— Begin Dataset records —
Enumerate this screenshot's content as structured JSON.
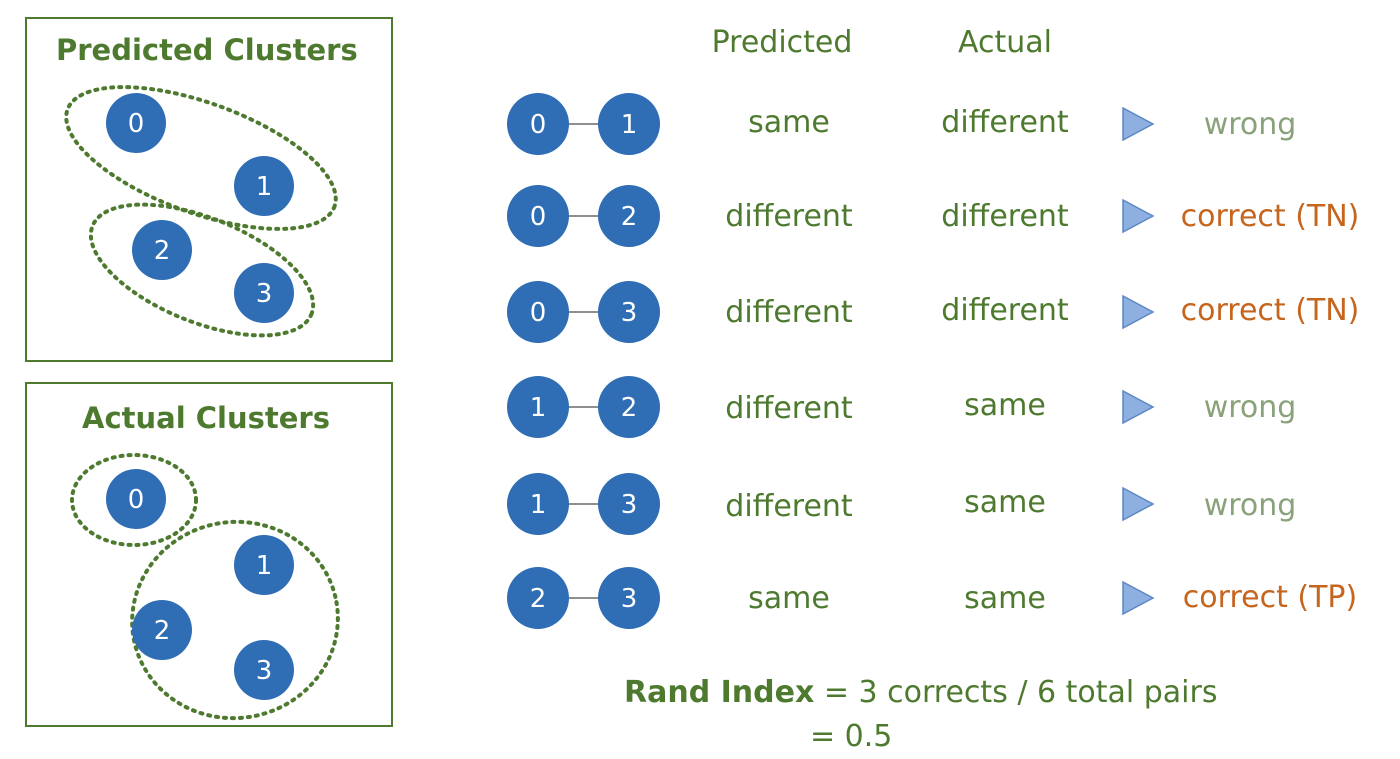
{
  "colors": {
    "green": "#4e7a2f",
    "node_blue": "#2f6eb5",
    "arrow_blue": "#8eb0e0",
    "wrong_text": "#8aa27a",
    "correct_text": "#c5651e"
  },
  "predicted_panel": {
    "title": "Predicted Clusters",
    "nodes": [
      "0",
      "1",
      "2",
      "3"
    ]
  },
  "actual_panel": {
    "title": "Actual Clusters",
    "nodes": [
      "0",
      "1",
      "2",
      "3"
    ]
  },
  "table": {
    "header_predicted": "Predicted",
    "header_actual": "Actual",
    "rows": [
      {
        "a": "0",
        "b": "1",
        "predicted": "same",
        "actual": "different",
        "verdict": "wrong",
        "correct": false
      },
      {
        "a": "0",
        "b": "2",
        "predicted": "different",
        "actual": "different",
        "verdict": "correct (TN)",
        "correct": true
      },
      {
        "a": "0",
        "b": "3",
        "predicted": "different",
        "actual": "different",
        "verdict": "correct (TN)",
        "correct": true
      },
      {
        "a": "1",
        "b": "2",
        "predicted": "different",
        "actual": "same",
        "verdict": "wrong",
        "correct": false
      },
      {
        "a": "1",
        "b": "3",
        "predicted": "different",
        "actual": "same",
        "verdict": "wrong",
        "correct": false
      },
      {
        "a": "2",
        "b": "3",
        "predicted": "same",
        "actual": "same",
        "verdict": "correct (TP)",
        "correct": true
      }
    ]
  },
  "formula": {
    "label": "Rand Index",
    "expression": " = 3 corrects / 6 total pairs",
    "result": "= 0.5"
  }
}
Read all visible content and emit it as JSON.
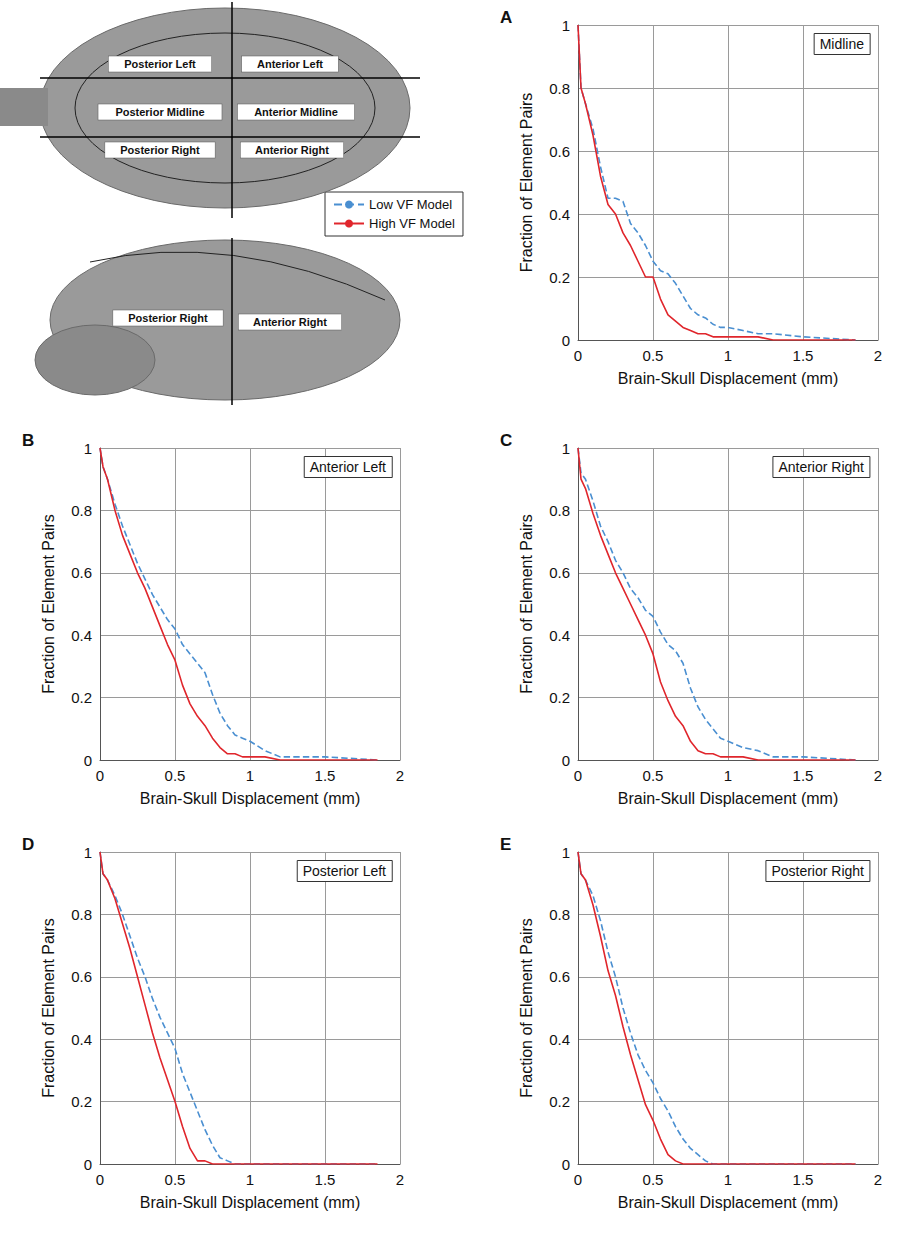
{
  "diagram": {
    "top_view_labels": [
      "Posterior Left",
      "Anterior Left",
      "Posterior Midline",
      "Anterior Midline",
      "Posterior Right",
      "Anterior Right"
    ],
    "side_view_labels": [
      "Posterior Right",
      "Anterior Right"
    ]
  },
  "chart_data": [
    {
      "type": "line",
      "panel": "A",
      "title": "Midline",
      "x_label": "Brain-Skull Displacement (mm)",
      "y_label": "Fraction of Element Pairs",
      "x": [
        0,
        0.02,
        0.05,
        0.1,
        0.15,
        0.2,
        0.25,
        0.3,
        0.35,
        0.4,
        0.45,
        0.5,
        0.55,
        0.6,
        0.65,
        0.7,
        0.75,
        0.8,
        0.85,
        0.9,
        0.95,
        1.0,
        1.1,
        1.2,
        1.3,
        1.5,
        1.85
      ],
      "series": [
        {
          "name": "Low VF Model",
          "color": "#4a8fd1",
          "line_style": "dashed",
          "values": [
            1,
            0.8,
            0.75,
            0.67,
            0.55,
            0.45,
            0.45,
            0.44,
            0.37,
            0.34,
            0.3,
            0.25,
            0.22,
            0.21,
            0.18,
            0.14,
            0.1,
            0.08,
            0.07,
            0.05,
            0.04,
            0.04,
            0.03,
            0.02,
            0.02,
            0.01,
            0
          ]
        },
        {
          "name": "High VF Model",
          "color": "#e0262c",
          "line_style": "solid",
          "values": [
            1,
            0.8,
            0.75,
            0.65,
            0.52,
            0.43,
            0.4,
            0.34,
            0.3,
            0.25,
            0.2,
            0.2,
            0.13,
            0.08,
            0.06,
            0.04,
            0.03,
            0.02,
            0.02,
            0.01,
            0.01,
            0.01,
            0.01,
            0.01,
            0,
            0,
            0
          ]
        }
      ],
      "xlim": [
        0,
        2
      ],
      "xticks": [
        0,
        0.5,
        1,
        1.5,
        2
      ],
      "ylim": [
        0,
        1
      ],
      "yticks": [
        0,
        0.2,
        0.4,
        0.6,
        0.8,
        1
      ],
      "grid": true,
      "legend": "left"
    },
    {
      "type": "line",
      "panel": "B",
      "title": "Anterior Left",
      "x_label": "Brain-Skull Displacement (mm)",
      "y_label": "Fraction of Element Pairs",
      "x": [
        0,
        0.02,
        0.05,
        0.1,
        0.15,
        0.2,
        0.25,
        0.3,
        0.35,
        0.4,
        0.45,
        0.5,
        0.55,
        0.6,
        0.65,
        0.7,
        0.75,
        0.8,
        0.85,
        0.9,
        0.95,
        1.0,
        1.1,
        1.2,
        1.3,
        1.5,
        1.85
      ],
      "series": [
        {
          "name": "Low VF Model",
          "color": "#4a8fd1",
          "line_style": "dashed",
          "values": [
            1,
            0.94,
            0.9,
            0.82,
            0.75,
            0.69,
            0.63,
            0.58,
            0.53,
            0.49,
            0.45,
            0.42,
            0.37,
            0.34,
            0.31,
            0.28,
            0.21,
            0.15,
            0.11,
            0.08,
            0.07,
            0.06,
            0.03,
            0.01,
            0.01,
            0.01,
            0
          ]
        },
        {
          "name": "High VF Model",
          "color": "#e0262c",
          "line_style": "solid",
          "values": [
            1,
            0.94,
            0.9,
            0.8,
            0.72,
            0.66,
            0.6,
            0.55,
            0.49,
            0.43,
            0.37,
            0.32,
            0.24,
            0.18,
            0.14,
            0.11,
            0.07,
            0.04,
            0.02,
            0.02,
            0.01,
            0.01,
            0.01,
            0,
            0,
            0,
            0
          ]
        }
      ],
      "xlim": [
        0,
        2
      ],
      "xticks": [
        0,
        0.5,
        1,
        1.5,
        2
      ],
      "ylim": [
        0,
        1
      ],
      "yticks": [
        0,
        0.2,
        0.4,
        0.6,
        0.8,
        1
      ],
      "grid": true
    },
    {
      "type": "line",
      "panel": "C",
      "title": "Anterior Right",
      "x_label": "Brain-Skull Displacement (mm)",
      "y_label": "Fraction of Element Pairs",
      "x": [
        0,
        0.02,
        0.05,
        0.1,
        0.15,
        0.2,
        0.25,
        0.3,
        0.35,
        0.4,
        0.45,
        0.5,
        0.55,
        0.6,
        0.65,
        0.7,
        0.75,
        0.8,
        0.85,
        0.9,
        0.95,
        1.0,
        1.1,
        1.2,
        1.3,
        1.5,
        1.85
      ],
      "series": [
        {
          "name": "Low VF Model",
          "color": "#4a8fd1",
          "line_style": "dashed",
          "values": [
            1,
            0.92,
            0.9,
            0.83,
            0.75,
            0.7,
            0.64,
            0.6,
            0.55,
            0.52,
            0.48,
            0.46,
            0.41,
            0.37,
            0.35,
            0.31,
            0.23,
            0.17,
            0.13,
            0.1,
            0.07,
            0.06,
            0.04,
            0.03,
            0.01,
            0.01,
            0
          ]
        },
        {
          "name": "High VF Model",
          "color": "#e0262c",
          "line_style": "solid",
          "values": [
            1,
            0.9,
            0.87,
            0.79,
            0.72,
            0.66,
            0.6,
            0.55,
            0.5,
            0.45,
            0.4,
            0.34,
            0.25,
            0.19,
            0.14,
            0.11,
            0.06,
            0.03,
            0.02,
            0.02,
            0.01,
            0.01,
            0.01,
            0,
            0,
            0,
            0
          ]
        }
      ],
      "xlim": [
        0,
        2
      ],
      "xticks": [
        0,
        0.5,
        1,
        1.5,
        2
      ],
      "ylim": [
        0,
        1
      ],
      "yticks": [
        0,
        0.2,
        0.4,
        0.6,
        0.8,
        1
      ],
      "grid": true
    },
    {
      "type": "line",
      "panel": "D",
      "title": "Posterior Left",
      "x_label": "Brain-Skull Displacement (mm)",
      "y_label": "Fraction of Element Pairs",
      "x": [
        0,
        0.02,
        0.05,
        0.1,
        0.15,
        0.2,
        0.25,
        0.3,
        0.35,
        0.4,
        0.45,
        0.5,
        0.55,
        0.6,
        0.65,
        0.7,
        0.75,
        0.8,
        0.85,
        0.9,
        0.95,
        1.0,
        1.1,
        1.2,
        1.3,
        1.5,
        1.85
      ],
      "series": [
        {
          "name": "Low VF Model",
          "color": "#4a8fd1",
          "line_style": "dashed",
          "values": [
            1,
            0.93,
            0.91,
            0.86,
            0.8,
            0.73,
            0.66,
            0.6,
            0.53,
            0.47,
            0.42,
            0.37,
            0.29,
            0.23,
            0.17,
            0.11,
            0.06,
            0.02,
            0.01,
            0,
            0,
            0,
            0,
            0,
            0,
            0,
            0
          ]
        },
        {
          "name": "High VF Model",
          "color": "#e0262c",
          "line_style": "solid",
          "values": [
            1,
            0.93,
            0.91,
            0.85,
            0.77,
            0.69,
            0.6,
            0.51,
            0.42,
            0.34,
            0.27,
            0.2,
            0.12,
            0.05,
            0.01,
            0.01,
            0,
            0,
            0,
            0,
            0,
            0,
            0,
            0,
            0,
            0,
            0
          ]
        }
      ],
      "xlim": [
        0,
        2
      ],
      "xticks": [
        0,
        0.5,
        1,
        1.5,
        2
      ],
      "ylim": [
        0,
        1
      ],
      "yticks": [
        0,
        0.2,
        0.4,
        0.6,
        0.8,
        1
      ],
      "grid": true
    },
    {
      "type": "line",
      "panel": "E",
      "title": "Posterior Right",
      "x_label": "Brain-Skull Displacement (mm)",
      "y_label": "Fraction of Element Pairs",
      "x": [
        0,
        0.02,
        0.05,
        0.1,
        0.15,
        0.2,
        0.25,
        0.3,
        0.35,
        0.4,
        0.45,
        0.5,
        0.55,
        0.6,
        0.65,
        0.7,
        0.75,
        0.8,
        0.85,
        0.9,
        0.95,
        1.0,
        1.1,
        1.2,
        1.3,
        1.5,
        1.85
      ],
      "series": [
        {
          "name": "Low VF Model",
          "color": "#4a8fd1",
          "line_style": "dashed",
          "values": [
            1,
            0.93,
            0.91,
            0.86,
            0.78,
            0.68,
            0.6,
            0.5,
            0.42,
            0.35,
            0.3,
            0.26,
            0.21,
            0.17,
            0.12,
            0.08,
            0.05,
            0.03,
            0.01,
            0,
            0,
            0,
            0,
            0,
            0,
            0,
            0
          ]
        },
        {
          "name": "High VF Model",
          "color": "#e0262c",
          "line_style": "solid",
          "values": [
            1,
            0.93,
            0.91,
            0.83,
            0.73,
            0.62,
            0.54,
            0.44,
            0.35,
            0.27,
            0.19,
            0.14,
            0.08,
            0.03,
            0.01,
            0,
            0,
            0,
            0,
            0,
            0,
            0,
            0,
            0,
            0,
            0,
            0
          ]
        }
      ],
      "xlim": [
        0,
        2
      ],
      "xticks": [
        0,
        0.5,
        1,
        1.5,
        2
      ],
      "ylim": [
        0,
        1
      ],
      "yticks": [
        0,
        0.2,
        0.4,
        0.6,
        0.8,
        1
      ],
      "grid": true
    }
  ]
}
— End Dataset records —
Look through the entries above and list every line containing "title".

    "title": "Predicted Clusters",
    "title": "Actual Clusters",
      "title": "Midline",
      "title": "Anterior Left",
      "title": "Anterior Right",
      "title": "Posterior Left",
      "title": "Posterior Right",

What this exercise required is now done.